┌──

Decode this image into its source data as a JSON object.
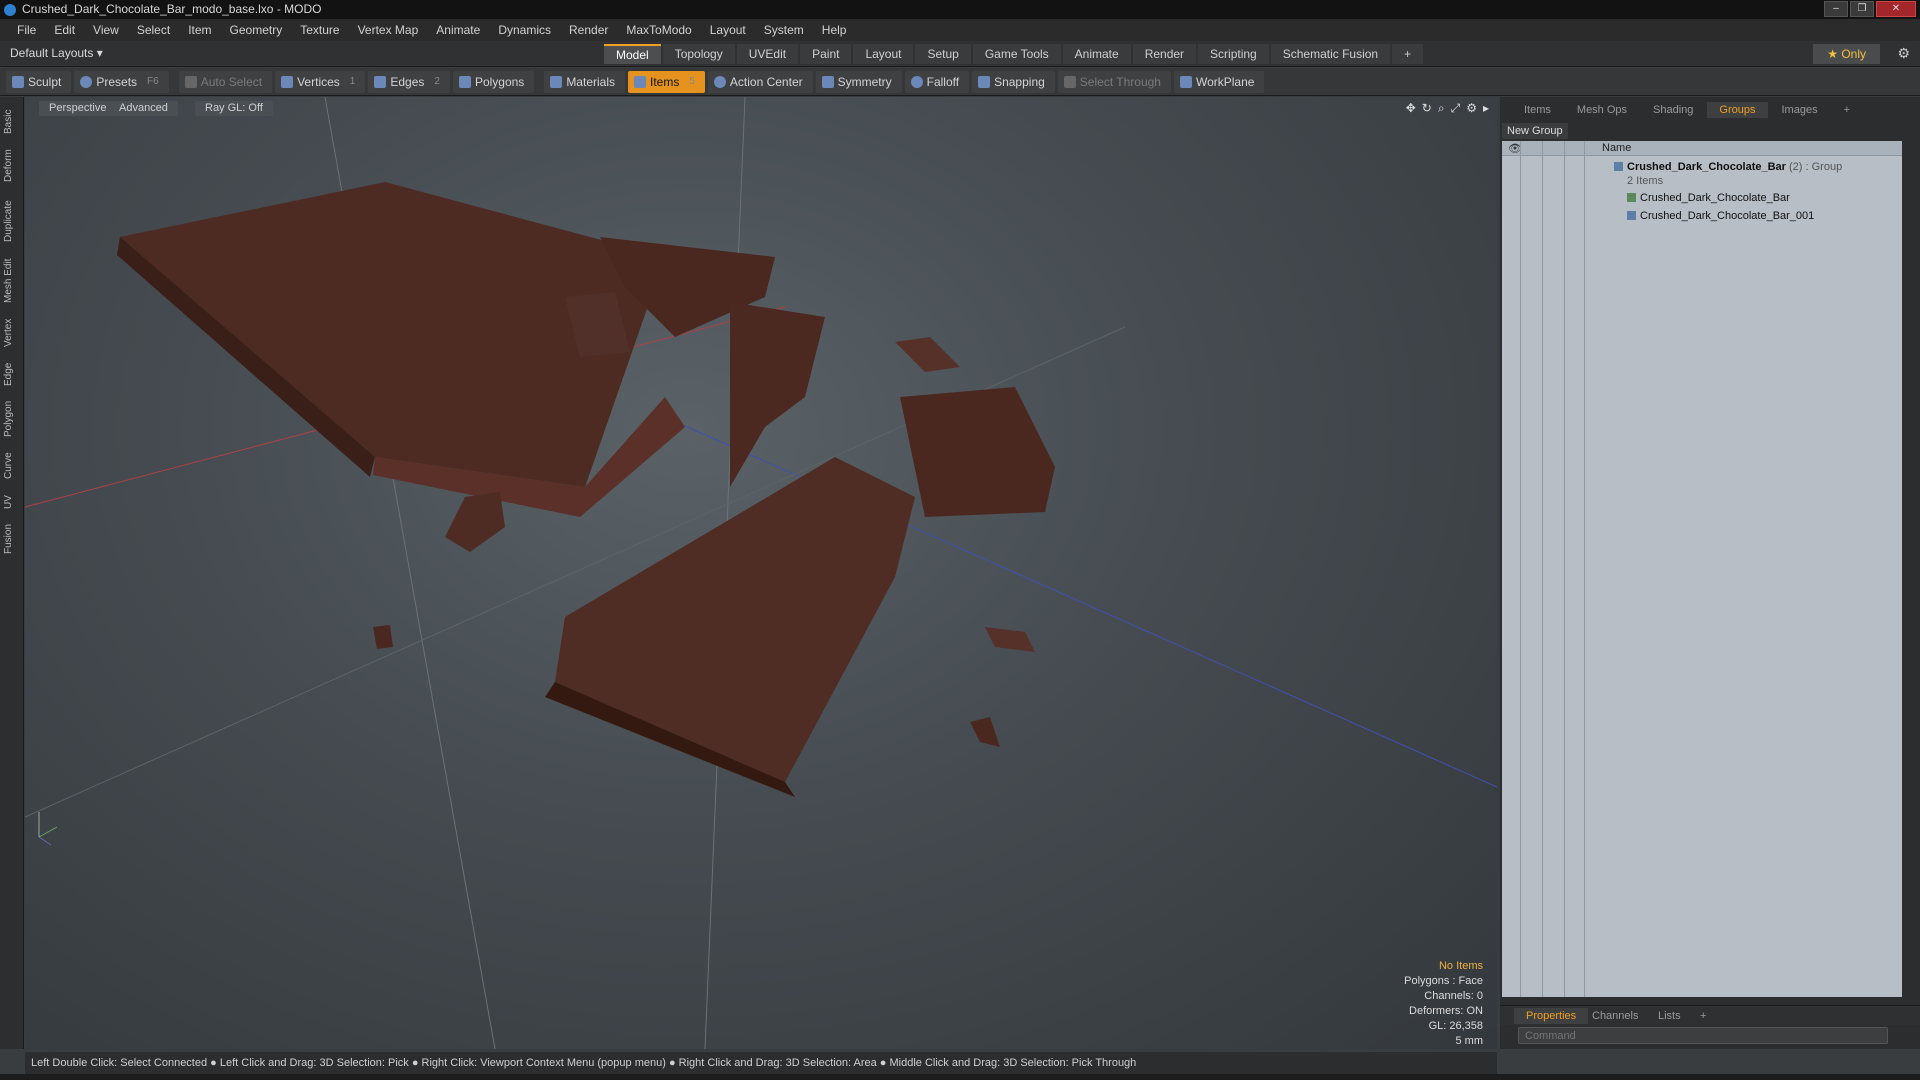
{
  "window": {
    "title": "Crushed_Dark_Chocolate_Bar_modo_base.lxo - MODO",
    "min": "‒",
    "max": "❐",
    "close": "✕"
  },
  "menu": [
    "File",
    "Edit",
    "View",
    "Select",
    "Item",
    "Geometry",
    "Texture",
    "Vertex Map",
    "Animate",
    "Dynamics",
    "Render",
    "MaxToModo",
    "Layout",
    "System",
    "Help"
  ],
  "layoutbar": {
    "title": "Default Layouts ▾",
    "tabs": [
      "Model",
      "Topology",
      "UVEdit",
      "Paint",
      "Layout",
      "Setup",
      "Game Tools",
      "Animate",
      "Render",
      "Scripting",
      "Schematic Fusion"
    ],
    "add": "+",
    "only": "★  Only"
  },
  "toolbar": {
    "sculpt": "Sculpt",
    "presets": "Presets",
    "presets_key": "F6",
    "autoselect": "Auto Select",
    "vertices": "Vertices",
    "vertices_key": "1",
    "edges": "Edges",
    "edges_key": "2",
    "polygons": "Polygons",
    "materials": "Materials",
    "items": "Items",
    "items_key": "5",
    "action_center": "Action Center",
    "symmetry": "Symmetry",
    "falloff": "Falloff",
    "snapping": "Snapping",
    "select_through": "Select Through",
    "workplane": "WorkPlane"
  },
  "lefttabs": [
    "Basic",
    "Deform",
    "Duplicate",
    "Mesh Edit",
    "Vertex",
    "Edge",
    "Polygon",
    "Curve",
    "UV",
    "Fusion"
  ],
  "viewport": {
    "perspective": "Perspective",
    "advanced": "Advanced",
    "raygl": "Ray GL: Off",
    "info": {
      "no_items": "No Items",
      "polygons": "Polygons : Face",
      "channels": "Channels: 0",
      "deformers": "Deformers: ON",
      "gl": "GL: 26,358",
      "unit": "5 mm"
    }
  },
  "rightpanel": {
    "tabs": [
      "Items",
      "Mesh Ops",
      "Shading",
      "Groups",
      "Images",
      "+"
    ],
    "active_tab": "Groups",
    "new_group": "New Group",
    "name_header": "Name",
    "group_name": "Crushed_Dark_Chocolate_Bar",
    "group_suffix": " (2) : Group",
    "group_count": "2 Items",
    "children": [
      "Crushed_Dark_Chocolate_Bar",
      "Crushed_Dark_Chocolate_Bar_001"
    ],
    "bottom_tabs": [
      "Properties",
      "Channels",
      "Lists",
      "+"
    ],
    "command_placeholder": "Command"
  },
  "status": "Left Double Click: Select Connected ● Left Click and Drag: 3D Selection: Pick ● Right Click: Viewport Context Menu (popup menu) ● Right Click and Drag: 3D Selection: Area ● Middle Click and Drag: 3D Selection: Pick Through",
  "colors": {
    "accent": "#f0a020",
    "chocolate": "#4a2a22"
  }
}
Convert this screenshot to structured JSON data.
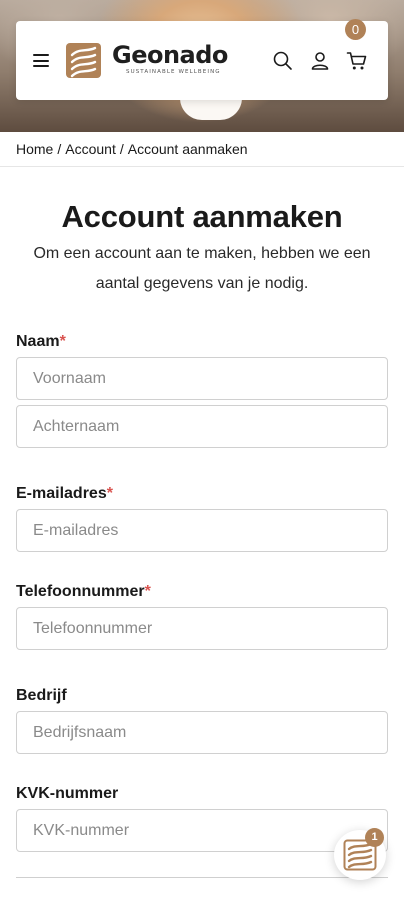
{
  "brand": {
    "name": "Geonado",
    "tagline": "SUSTAINABLE WELLBEING",
    "accent_color": "#b08257"
  },
  "header": {
    "cart_count": "0",
    "icons": [
      "menu-icon",
      "search-icon",
      "user-icon",
      "cart-icon"
    ]
  },
  "breadcrumb": {
    "home": "Home",
    "account": "Account",
    "current": "Account aanmaken",
    "separator": "/"
  },
  "page": {
    "title": "Account aanmaken",
    "intro": "Om een account aan te maken, hebben we een aantal gegevens van je nodig."
  },
  "form": {
    "required_mark": "*",
    "name_label": "Naam",
    "firstname_placeholder": "Voornaam",
    "lastname_placeholder": "Achternaam",
    "email_label": "E-mailadres",
    "email_placeholder": "E-mailadres",
    "phone_label": "Telefoonnummer",
    "phone_placeholder": "Telefoonnummer",
    "company_label": "Bedrijf",
    "company_placeholder": "Bedrijfsnaam",
    "kvk_label": "KVK-nummer",
    "kvk_placeholder": "KVK-nummer"
  },
  "widget": {
    "badge_count": "1"
  }
}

└──

## WHAT YOU NEED TO DO
Omit pictures; set down the rest of the material word for word.

## OUTPUT FOR THIS TASK
Decode this image into its source data as a JSON object.
{
  "window": {
    "title": "Crushed_Dark_Chocolate_Bar_modo_base.lxo - MODO",
    "min": "‒",
    "max": "❐",
    "close": "✕"
  },
  "menu": [
    "File",
    "Edit",
    "View",
    "Select",
    "Item",
    "Geometry",
    "Texture",
    "Vertex Map",
    "Animate",
    "Dynamics",
    "Render",
    "MaxToModo",
    "Layout",
    "System",
    "Help"
  ],
  "layoutbar": {
    "title": "Default Layouts ▾",
    "tabs": [
      "Model",
      "Topology",
      "UVEdit",
      "Paint",
      "Layout",
      "Setup",
      "Game Tools",
      "Animate",
      "Render",
      "Scripting",
      "Schematic Fusion"
    ],
    "add": "+",
    "only": "★  Only"
  },
  "toolbar": {
    "sculpt": "Sculpt",
    "presets": "Presets",
    "presets_key": "F6",
    "autoselect": "Auto Select",
    "vertices": "Vertices",
    "vertices_key": "1",
    "edges": "Edges",
    "edges_key": "2",
    "polygons": "Polygons",
    "materials": "Materials",
    "items": "Items",
    "items_key": "5",
    "action_center": "Action Center",
    "symmetry": "Symmetry",
    "falloff": "Falloff",
    "snapping": "Snapping",
    "select_through": "Select Through",
    "workplane": "WorkPlane"
  },
  "lefttabs": [
    "Basic",
    "Deform",
    "Duplicate",
    "Mesh Edit",
    "Vertex",
    "Edge",
    "Polygon",
    "Curve",
    "UV",
    "Fusion"
  ],
  "viewport": {
    "perspective": "Perspective",
    "advanced": "Advanced",
    "raygl": "Ray GL: Off",
    "info": {
      "no_items": "No Items",
      "polygons": "Polygons : Face",
      "channels": "Channels: 0",
      "deformers": "Deformers: ON",
      "gl": "GL: 26,358",
      "unit": "5 mm"
    }
  },
  "rightpanel": {
    "tabs": [
      "Items",
      "Mesh Ops",
      "Shading",
      "Groups",
      "Images",
      "+"
    ],
    "active_tab": "Groups",
    "new_group": "New Group",
    "name_header": "Name",
    "group_name": "Crushed_Dark_Chocolate_Bar",
    "group_suffix": " (2) : Group",
    "group_count": "2 Items",
    "children": [
      "Crushed_Dark_Chocolate_Bar",
      "Crushed_Dark_Chocolate_Bar_001"
    ],
    "bottom_tabs": [
      "Properties",
      "Channels",
      "Lists",
      "+"
    ],
    "command_placeholder": "Command"
  },
  "status": "Left Double Click: Select Connected ● Left Click and Drag: 3D Selection: Pick ● Right Click: Viewport Context Menu (popup menu) ● Right Click and Drag: 3D Selection: Area ● Middle Click and Drag: 3D Selection: Pick Through",
  "colors": {
    "accent": "#f0a020",
    "chocolate": "#4a2a22"
  }
}
Convert this screenshot to structured JSON data.
{
  "brand": {
    "name": "Geonado",
    "tagline": "SUSTAINABLE WELLBEING",
    "accent_color": "#b08257"
  },
  "header": {
    "cart_count": "0",
    "icons": [
      "menu-icon",
      "search-icon",
      "user-icon",
      "cart-icon"
    ]
  },
  "breadcrumb": {
    "home": "Home",
    "account": "Account",
    "current": "Account aanmaken",
    "separator": "/"
  },
  "page": {
    "title": "Account aanmaken",
    "intro": "Om een account aan te maken, hebben we een aantal gegevens van je nodig."
  },
  "form": {
    "required_mark": "*",
    "name_label": "Naam",
    "firstname_placeholder": "Voornaam",
    "lastname_placeholder": "Achternaam",
    "email_label": "E-mailadres",
    "email_placeholder": "E-mailadres",
    "phone_label": "Telefoonnummer",
    "phone_placeholder": "Telefoonnummer",
    "company_label": "Bedrijf",
    "company_placeholder": "Bedrijfsnaam",
    "kvk_label": "KVK-nummer",
    "kvk_placeholder": "KVK-nummer"
  },
  "widget": {
    "badge_count": "1"
  }
}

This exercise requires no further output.